WHAT THIS TASK INVOLVES: Repeat, exactly and completely, the material that follows. Omit the pictures.

MATERIAL PROVIDED:
***

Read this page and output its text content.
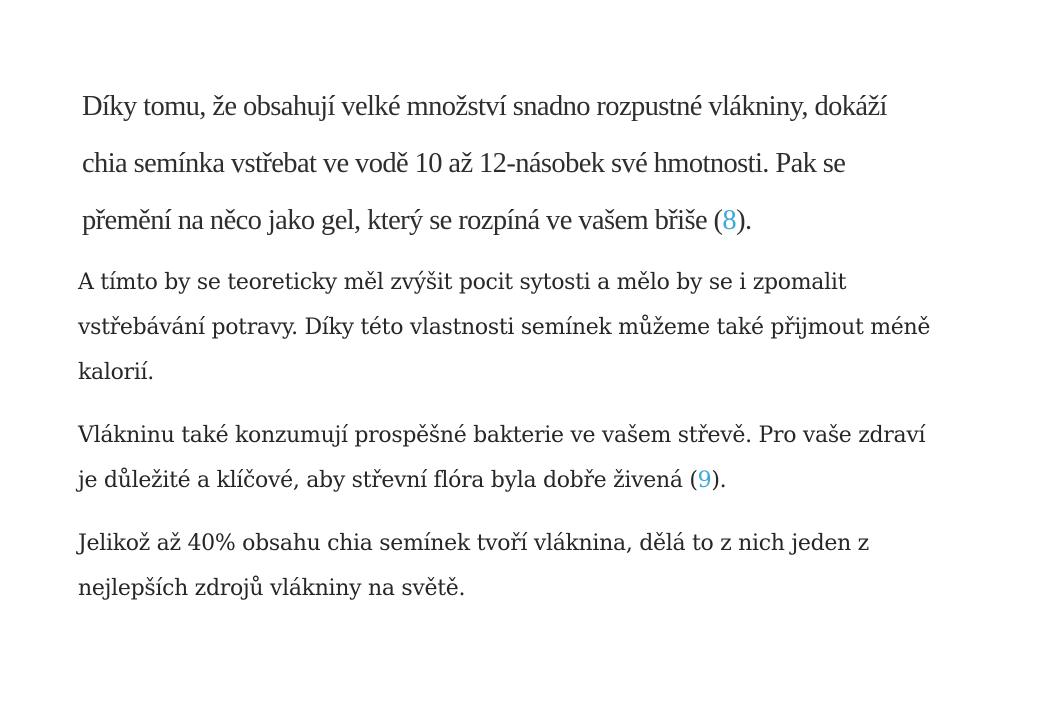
Díky tomu, že obsahují velké množství snadno rozpustné vlákniny, dokáží chia semínka vstřebat ve vodě 10 až 12-násobek své hmotnosti. Pak se přemění na něco jako gel, který se rozpíná ve vašem břiše (8).

A tímto by se teoreticky měl zvýšit pocit sytosti a mělo by se i zpomalit vstřebávání potravy. Díky této vlastnosti semínek můžeme také přijmout méně kalorií.

Vlákninu také konzumují prospěšné bakterie ve vašem střevě. Pro vaše zdraví je důležité a klíčové, aby střevní flóra byla dobře živená (9).

Jelikož až 40% obsahu chia semínek tvoří vláknina, dělá to z nich jeden z nejlepších zdrojů vlákniny na světě.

***

RESPONSE TO THE EXERCISE:
Read this page and output its text content.
Díky tomu, že obsahují velké množství snadno rozpustné vlákniny, dokáží chia semínka vstřebat ve vodě 10 až 12-násobek své hmotnosti. Pak se přemění na něco jako gel, který se rozpíná ve vašem břiše (8).

A tímto by se teoreticky měl zvýšit pocit sytosti a mělo by se i zpomalit vstřebávání potravy. Díky této vlastnosti semínek můžeme také přijmout méně kalorií.

Vlákninu také konzumují prospěšné bakterie ve vašem střevě. Pro vaše zdraví je důležité a klíčové, aby střevní flóra byla dobře živená (9).

Jelikož až 40% obsahu chia semínek tvoří vláknina, dělá to z nich jeden z nejlepších zdrojů vlákniny na světě.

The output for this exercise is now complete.